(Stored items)
===

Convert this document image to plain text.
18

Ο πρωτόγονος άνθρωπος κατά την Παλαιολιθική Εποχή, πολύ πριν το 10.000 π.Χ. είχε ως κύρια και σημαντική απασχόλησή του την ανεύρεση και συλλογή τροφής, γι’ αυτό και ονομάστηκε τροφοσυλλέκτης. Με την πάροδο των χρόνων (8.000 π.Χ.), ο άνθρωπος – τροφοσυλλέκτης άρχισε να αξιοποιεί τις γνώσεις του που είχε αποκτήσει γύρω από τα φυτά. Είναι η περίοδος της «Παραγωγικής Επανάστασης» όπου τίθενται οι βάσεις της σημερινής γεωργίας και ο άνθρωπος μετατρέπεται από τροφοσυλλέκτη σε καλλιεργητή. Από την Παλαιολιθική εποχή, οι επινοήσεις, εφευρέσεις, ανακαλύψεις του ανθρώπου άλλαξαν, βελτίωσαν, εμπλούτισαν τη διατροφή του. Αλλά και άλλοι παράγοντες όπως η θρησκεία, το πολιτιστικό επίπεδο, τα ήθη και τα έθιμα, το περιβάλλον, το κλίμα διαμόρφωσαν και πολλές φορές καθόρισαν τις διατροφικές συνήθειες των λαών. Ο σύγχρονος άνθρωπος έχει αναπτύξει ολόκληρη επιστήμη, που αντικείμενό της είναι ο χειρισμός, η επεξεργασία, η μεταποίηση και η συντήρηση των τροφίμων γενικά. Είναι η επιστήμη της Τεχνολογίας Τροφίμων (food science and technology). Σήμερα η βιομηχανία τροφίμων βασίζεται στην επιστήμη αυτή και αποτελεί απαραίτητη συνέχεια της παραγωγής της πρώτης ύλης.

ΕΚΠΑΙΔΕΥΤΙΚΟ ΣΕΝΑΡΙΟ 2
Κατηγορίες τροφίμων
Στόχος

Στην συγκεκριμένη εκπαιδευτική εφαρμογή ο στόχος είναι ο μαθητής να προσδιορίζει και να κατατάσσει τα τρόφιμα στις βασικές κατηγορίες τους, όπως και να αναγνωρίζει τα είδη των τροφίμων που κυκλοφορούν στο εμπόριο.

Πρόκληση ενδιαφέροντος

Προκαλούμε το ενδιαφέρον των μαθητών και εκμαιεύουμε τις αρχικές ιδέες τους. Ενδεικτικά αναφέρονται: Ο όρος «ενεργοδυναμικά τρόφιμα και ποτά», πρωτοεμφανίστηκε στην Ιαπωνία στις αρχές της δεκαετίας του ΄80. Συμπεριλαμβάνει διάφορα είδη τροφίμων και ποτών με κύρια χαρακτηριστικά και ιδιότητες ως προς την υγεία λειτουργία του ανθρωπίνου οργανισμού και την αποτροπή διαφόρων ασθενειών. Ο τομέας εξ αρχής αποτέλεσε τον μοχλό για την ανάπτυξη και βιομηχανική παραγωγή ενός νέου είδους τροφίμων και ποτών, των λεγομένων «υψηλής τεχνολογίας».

===

THE TASK – Extract every entry in the listing word for word.

CORRECT OUTPUT –
Convert this document image to plain text.
18

Ο πρωτόγονος άνθρωπος κατά την Παλαιολιθική Εποχή, πολύ πριν το 10.000 π.Χ. είχε ως κύρια και σημαντική απασχόλησή του την ανεύρεση και συλλογή τροφής, γι’ αυτό και ονομάστηκε τροφοσυλλέκτης. Με την πάροδο των χρόνων (8.000 π.Χ.), ο άνθρωπος – τροφοσυλλέκτης άρχισε να αξιοποιεί τις γνώσεις του που είχε αποκτήσει γύρω από τα φυτά. Είναι η περίοδος της «Παραγωγικής Επανάστασης» όπου τίθενται οι βάσεις της σημερινής γεωργίας και ο άνθρωπος μετατρέπεται από τροφοσυλλέκτη σε καλλιεργητή. Από την Παλαιολιθική εποχή, οι επινοήσεις, εφευρέσεις, ανακαλύψεις του ανθρώπου άλλαξαν, βελτίωσαν, εμπλούτισαν τη διατροφή του. Αλλά και άλλοι παράγοντες όπως η θρησκεία, το πολιτιστικό επίπεδο, τα ήθη και τα έθιμα, το περιβάλλον, το κλίμα διαμόρφωσαν και πολλές φορές καθόρισαν τις διατροφικές συνήθειες των λαών. Ο σύγχρονος άνθρωπος έχει αναπτύξει ολόκληρη επιστήμη, που αντικείμενό της είναι ο χειρισμός, η επεξεργασία, η μεταποίηση και η συντήρηση των τροφίμων γενικά. Είναι η επιστήμη της Τεχνολογίας Τροφίμων (food science and technology). Σήμερα η βιομηχανία τροφίμων βασίζεται στην επιστήμη αυτή και αποτελεί απαραίτητη συνέχεια της παραγωγής της πρώτης ύλης.

ΕΚΠΑΙΔΕΥΤΙΚΟ ΣΕΝΑΡΙΟ 2
Κατηγορίες τροφίμων
Στόχος

Στην συγκεκριμένη εκπαιδευτική εφαρμογή ο στόχος είναι ο μαθητής να προσδιορίζει και να κατατάσσει τα τρόφιμα στις βασικές κατηγορίες τους, όπως και να αναγνωρίζει τα είδη των τροφίμων που κυκλοφορούν στο εμπόριο.

Πρόκληση ενδιαφέροντος

Προκαλούμε το ενδιαφέρον των μαθητών και εκμαιεύουμε τις αρχικές ιδέες τους. Ενδεικτικά αναφέρονται: Ο όρος «ενεργοδυναμικά τρόφιμα και ποτά», πρωτοεμφανίστηκε στην Ιαπωνία στις αρχές της δεκαετίας του ΄80. Συμπεριλαμβάνει διάφορα είδη τροφίμων και ποτών με κύρια χαρακτηριστικά και ιδιότητες ως προς την υγεία λειτουργία του ανθρωπίνου οργανισμού και την αποτροπή διαφόρων ασθενειών. Ο τομέας εξ αρχής αποτέλεσε τον μοχλό για την ανάπτυξη και βιομηχανική παραγωγή ενός νέου είδους τροφίμων και ποτών, των λεγομένων «υψηλής τεχνολογίας».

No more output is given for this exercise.